__Required task__. Search the material below for the word "name" and copy every line in which it occurs.
═════ Recorded data ═════
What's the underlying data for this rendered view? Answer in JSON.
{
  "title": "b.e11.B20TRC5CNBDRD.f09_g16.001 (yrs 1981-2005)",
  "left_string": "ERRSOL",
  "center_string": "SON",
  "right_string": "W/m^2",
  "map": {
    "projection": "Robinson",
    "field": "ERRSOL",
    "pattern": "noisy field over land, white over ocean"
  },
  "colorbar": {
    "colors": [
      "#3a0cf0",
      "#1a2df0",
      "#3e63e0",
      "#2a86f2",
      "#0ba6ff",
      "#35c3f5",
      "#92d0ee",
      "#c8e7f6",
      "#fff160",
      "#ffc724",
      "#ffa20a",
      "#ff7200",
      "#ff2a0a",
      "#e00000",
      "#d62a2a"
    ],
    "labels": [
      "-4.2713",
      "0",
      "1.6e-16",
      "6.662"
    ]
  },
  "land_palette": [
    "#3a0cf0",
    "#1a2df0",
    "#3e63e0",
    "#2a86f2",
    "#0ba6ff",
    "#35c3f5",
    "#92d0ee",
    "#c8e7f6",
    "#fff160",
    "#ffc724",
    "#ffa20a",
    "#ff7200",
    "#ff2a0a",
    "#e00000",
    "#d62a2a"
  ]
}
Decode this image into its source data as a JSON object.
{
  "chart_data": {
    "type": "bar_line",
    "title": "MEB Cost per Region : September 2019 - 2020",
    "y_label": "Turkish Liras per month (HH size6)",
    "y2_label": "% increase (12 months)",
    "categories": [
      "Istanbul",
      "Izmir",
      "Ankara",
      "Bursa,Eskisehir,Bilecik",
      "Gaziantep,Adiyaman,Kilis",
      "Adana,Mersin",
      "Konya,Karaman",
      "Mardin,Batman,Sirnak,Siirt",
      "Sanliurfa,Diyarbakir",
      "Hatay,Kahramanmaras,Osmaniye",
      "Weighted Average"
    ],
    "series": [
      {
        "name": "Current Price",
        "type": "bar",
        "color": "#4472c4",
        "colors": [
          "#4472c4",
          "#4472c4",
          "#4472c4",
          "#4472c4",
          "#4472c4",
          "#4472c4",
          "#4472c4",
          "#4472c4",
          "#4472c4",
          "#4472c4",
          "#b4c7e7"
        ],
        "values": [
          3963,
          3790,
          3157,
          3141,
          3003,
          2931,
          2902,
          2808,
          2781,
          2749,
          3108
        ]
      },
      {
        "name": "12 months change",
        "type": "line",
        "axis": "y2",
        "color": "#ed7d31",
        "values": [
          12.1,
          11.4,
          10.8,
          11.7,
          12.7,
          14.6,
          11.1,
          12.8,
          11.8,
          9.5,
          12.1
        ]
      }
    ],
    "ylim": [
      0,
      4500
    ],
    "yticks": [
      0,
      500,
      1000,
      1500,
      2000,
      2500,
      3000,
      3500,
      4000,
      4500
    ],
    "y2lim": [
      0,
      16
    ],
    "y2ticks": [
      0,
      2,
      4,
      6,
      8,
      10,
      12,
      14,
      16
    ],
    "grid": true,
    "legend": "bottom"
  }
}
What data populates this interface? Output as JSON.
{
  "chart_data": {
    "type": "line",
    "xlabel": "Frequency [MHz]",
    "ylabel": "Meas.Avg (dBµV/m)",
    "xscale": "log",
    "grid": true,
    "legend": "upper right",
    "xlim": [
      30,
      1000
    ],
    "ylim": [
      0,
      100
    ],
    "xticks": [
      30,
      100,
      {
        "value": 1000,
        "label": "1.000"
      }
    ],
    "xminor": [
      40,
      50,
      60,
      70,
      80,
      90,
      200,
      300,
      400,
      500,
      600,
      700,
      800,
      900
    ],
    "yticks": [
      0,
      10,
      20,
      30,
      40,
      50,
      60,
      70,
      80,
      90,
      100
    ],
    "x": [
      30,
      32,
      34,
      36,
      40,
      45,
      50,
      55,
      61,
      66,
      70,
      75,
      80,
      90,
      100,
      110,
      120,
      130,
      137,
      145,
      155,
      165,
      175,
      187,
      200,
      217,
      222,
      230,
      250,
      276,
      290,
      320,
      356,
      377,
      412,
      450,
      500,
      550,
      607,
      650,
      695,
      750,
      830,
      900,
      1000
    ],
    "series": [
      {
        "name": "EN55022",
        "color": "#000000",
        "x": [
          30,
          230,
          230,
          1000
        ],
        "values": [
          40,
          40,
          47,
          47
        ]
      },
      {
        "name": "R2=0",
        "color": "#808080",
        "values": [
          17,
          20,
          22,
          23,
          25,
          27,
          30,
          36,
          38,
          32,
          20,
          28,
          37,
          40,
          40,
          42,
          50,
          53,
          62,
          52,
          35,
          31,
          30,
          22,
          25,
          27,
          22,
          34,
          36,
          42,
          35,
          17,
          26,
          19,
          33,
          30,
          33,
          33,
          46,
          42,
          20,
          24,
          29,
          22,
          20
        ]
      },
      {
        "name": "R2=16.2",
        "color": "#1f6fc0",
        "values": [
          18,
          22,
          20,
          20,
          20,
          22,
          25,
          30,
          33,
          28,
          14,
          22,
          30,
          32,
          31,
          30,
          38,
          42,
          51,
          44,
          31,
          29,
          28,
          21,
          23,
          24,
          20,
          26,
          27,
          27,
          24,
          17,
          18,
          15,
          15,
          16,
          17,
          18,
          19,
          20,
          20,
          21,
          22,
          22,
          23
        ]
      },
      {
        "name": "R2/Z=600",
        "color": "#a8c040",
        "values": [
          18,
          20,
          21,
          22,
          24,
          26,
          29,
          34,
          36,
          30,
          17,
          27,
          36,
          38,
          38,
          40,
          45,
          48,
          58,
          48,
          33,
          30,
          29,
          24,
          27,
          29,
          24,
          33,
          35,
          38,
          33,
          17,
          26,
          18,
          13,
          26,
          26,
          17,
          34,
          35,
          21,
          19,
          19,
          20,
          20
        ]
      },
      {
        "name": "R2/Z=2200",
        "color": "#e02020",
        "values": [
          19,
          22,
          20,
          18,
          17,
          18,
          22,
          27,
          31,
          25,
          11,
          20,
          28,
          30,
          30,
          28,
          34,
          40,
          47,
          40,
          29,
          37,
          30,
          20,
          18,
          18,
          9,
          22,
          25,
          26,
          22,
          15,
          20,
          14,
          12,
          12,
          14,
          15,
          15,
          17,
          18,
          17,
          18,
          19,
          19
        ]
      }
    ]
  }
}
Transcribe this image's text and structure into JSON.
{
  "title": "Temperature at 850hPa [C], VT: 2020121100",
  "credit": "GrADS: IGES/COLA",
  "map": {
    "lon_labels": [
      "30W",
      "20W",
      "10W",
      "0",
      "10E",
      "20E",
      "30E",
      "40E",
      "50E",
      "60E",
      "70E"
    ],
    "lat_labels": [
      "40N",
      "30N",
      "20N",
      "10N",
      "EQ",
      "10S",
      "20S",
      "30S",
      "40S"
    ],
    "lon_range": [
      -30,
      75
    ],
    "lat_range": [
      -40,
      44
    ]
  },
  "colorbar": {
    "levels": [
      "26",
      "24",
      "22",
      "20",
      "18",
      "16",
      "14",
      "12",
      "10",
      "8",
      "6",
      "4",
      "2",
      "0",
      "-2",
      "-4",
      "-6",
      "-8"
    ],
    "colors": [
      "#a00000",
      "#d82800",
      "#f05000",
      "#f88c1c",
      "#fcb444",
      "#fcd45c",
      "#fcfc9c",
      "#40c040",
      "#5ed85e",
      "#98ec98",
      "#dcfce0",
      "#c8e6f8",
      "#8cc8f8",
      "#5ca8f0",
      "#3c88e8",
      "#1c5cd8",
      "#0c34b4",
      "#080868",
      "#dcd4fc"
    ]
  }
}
═════
__Solution for this problem__.
        "name": "Current Price",
        "name": "12 months change",
        "name": "EN55022",
        "name": "R2=0",
        "name": "R2=16.2",
        "name": "R2/Z=600",
        "name": "R2/Z=2200",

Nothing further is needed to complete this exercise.